▸ Exercise objective: Read through the entries below and return each line with the word "acceptance".
---- Provided records
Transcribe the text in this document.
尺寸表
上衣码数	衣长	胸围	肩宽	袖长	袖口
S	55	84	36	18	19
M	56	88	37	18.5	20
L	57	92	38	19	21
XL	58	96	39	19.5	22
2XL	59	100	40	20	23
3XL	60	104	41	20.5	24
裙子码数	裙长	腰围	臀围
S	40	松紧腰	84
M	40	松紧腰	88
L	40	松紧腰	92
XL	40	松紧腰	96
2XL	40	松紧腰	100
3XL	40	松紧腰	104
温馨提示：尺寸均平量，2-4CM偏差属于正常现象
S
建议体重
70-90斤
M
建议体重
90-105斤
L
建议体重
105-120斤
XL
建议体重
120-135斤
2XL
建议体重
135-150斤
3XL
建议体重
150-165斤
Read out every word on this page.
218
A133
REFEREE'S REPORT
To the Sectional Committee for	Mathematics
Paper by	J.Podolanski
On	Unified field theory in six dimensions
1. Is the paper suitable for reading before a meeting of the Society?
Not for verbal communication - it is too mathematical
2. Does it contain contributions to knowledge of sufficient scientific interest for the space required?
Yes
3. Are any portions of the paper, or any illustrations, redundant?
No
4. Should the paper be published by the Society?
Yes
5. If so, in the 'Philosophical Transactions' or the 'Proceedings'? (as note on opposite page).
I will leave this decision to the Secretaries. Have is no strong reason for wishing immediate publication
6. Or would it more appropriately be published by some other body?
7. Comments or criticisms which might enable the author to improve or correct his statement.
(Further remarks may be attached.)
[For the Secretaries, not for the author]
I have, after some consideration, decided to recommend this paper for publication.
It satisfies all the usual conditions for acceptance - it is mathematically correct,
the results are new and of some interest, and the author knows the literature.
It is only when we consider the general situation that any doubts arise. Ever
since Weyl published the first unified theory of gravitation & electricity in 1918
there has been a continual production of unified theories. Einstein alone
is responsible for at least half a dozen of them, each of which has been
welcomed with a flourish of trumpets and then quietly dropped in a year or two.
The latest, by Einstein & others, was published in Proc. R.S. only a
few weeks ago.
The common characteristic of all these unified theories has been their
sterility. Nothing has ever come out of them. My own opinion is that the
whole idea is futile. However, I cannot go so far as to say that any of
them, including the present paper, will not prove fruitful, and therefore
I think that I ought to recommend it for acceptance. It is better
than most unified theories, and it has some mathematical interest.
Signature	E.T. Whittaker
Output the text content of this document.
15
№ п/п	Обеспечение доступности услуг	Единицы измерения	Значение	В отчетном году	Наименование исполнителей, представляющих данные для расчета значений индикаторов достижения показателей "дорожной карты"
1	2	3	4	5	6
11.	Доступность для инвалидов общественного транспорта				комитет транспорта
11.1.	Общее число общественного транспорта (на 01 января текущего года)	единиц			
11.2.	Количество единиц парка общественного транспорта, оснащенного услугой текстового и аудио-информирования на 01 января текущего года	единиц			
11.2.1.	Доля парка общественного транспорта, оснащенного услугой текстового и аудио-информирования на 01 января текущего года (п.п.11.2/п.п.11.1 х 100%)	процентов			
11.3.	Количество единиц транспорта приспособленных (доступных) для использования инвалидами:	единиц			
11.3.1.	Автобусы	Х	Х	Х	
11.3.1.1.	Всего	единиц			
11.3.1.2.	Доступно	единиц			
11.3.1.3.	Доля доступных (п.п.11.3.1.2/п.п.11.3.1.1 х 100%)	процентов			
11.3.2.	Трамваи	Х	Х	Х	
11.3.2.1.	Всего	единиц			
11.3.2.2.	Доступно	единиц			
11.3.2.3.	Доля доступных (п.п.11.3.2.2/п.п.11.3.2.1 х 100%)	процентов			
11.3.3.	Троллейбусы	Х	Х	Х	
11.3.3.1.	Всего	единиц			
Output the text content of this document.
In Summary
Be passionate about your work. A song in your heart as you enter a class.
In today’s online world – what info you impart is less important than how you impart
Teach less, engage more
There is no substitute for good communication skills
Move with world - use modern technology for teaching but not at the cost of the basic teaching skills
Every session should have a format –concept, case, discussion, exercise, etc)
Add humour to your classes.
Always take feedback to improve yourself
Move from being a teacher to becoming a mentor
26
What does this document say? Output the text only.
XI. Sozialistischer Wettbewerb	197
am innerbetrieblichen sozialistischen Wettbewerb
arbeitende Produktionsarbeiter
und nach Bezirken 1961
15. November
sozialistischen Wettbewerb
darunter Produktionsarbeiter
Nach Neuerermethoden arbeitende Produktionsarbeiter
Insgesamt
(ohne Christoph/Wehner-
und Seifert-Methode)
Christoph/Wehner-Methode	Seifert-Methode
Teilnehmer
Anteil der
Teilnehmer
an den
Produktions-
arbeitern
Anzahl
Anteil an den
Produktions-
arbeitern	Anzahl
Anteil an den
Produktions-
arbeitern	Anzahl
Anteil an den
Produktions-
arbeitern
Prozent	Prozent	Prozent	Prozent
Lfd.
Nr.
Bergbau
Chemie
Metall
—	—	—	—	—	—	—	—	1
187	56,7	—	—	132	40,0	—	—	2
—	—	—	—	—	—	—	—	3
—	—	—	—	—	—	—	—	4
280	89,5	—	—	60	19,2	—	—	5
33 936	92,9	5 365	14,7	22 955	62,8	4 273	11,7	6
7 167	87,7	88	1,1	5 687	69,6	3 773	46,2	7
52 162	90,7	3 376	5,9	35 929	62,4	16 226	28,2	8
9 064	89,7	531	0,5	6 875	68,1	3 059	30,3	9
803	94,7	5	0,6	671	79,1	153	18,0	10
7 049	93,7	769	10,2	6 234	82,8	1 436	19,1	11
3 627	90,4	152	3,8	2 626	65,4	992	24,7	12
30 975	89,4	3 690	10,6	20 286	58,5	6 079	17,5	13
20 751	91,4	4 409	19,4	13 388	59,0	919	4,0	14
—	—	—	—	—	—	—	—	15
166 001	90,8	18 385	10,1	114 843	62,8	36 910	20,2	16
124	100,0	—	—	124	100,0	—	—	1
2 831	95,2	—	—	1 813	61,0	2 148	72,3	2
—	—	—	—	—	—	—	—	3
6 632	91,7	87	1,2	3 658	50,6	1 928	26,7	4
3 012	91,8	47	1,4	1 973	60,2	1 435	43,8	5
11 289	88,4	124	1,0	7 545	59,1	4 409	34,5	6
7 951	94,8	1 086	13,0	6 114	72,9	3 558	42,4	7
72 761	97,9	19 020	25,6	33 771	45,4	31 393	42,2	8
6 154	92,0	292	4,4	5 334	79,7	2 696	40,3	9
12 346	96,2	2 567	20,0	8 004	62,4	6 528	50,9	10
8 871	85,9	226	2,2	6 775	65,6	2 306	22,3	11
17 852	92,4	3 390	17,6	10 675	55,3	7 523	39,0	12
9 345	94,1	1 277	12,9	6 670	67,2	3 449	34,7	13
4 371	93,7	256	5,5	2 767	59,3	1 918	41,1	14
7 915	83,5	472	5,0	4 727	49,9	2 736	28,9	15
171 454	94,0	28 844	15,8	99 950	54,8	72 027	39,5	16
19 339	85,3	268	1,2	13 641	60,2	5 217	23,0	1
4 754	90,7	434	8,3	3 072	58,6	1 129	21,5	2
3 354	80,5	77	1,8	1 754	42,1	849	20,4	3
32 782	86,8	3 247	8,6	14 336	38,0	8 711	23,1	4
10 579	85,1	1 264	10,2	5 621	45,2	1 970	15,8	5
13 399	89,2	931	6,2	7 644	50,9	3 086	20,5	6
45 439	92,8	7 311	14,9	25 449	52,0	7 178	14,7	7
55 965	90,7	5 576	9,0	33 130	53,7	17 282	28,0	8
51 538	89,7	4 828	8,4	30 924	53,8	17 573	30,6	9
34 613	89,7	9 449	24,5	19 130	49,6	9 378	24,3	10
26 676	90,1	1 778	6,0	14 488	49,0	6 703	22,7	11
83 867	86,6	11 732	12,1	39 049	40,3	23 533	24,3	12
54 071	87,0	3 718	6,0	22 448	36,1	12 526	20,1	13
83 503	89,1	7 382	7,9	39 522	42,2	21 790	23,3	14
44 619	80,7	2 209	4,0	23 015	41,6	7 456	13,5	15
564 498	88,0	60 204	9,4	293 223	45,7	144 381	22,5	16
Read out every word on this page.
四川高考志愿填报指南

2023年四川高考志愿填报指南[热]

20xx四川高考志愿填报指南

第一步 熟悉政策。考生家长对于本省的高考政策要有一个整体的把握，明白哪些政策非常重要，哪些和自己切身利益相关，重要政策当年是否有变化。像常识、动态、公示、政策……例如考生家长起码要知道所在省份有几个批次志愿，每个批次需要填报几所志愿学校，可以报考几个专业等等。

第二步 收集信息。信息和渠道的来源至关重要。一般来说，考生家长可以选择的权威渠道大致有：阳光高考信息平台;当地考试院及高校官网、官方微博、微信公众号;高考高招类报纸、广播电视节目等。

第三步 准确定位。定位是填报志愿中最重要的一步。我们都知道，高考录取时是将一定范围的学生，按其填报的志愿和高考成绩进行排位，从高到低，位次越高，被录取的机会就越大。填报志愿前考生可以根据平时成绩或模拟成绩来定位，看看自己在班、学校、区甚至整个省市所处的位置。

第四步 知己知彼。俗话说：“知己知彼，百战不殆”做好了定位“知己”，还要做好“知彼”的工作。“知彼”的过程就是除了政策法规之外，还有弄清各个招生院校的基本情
--------
▸ Solution:
It satisfies all the usual conditions for acceptance - it is mathematically correct,
I think that I ought to recommend it for acceptance. It is better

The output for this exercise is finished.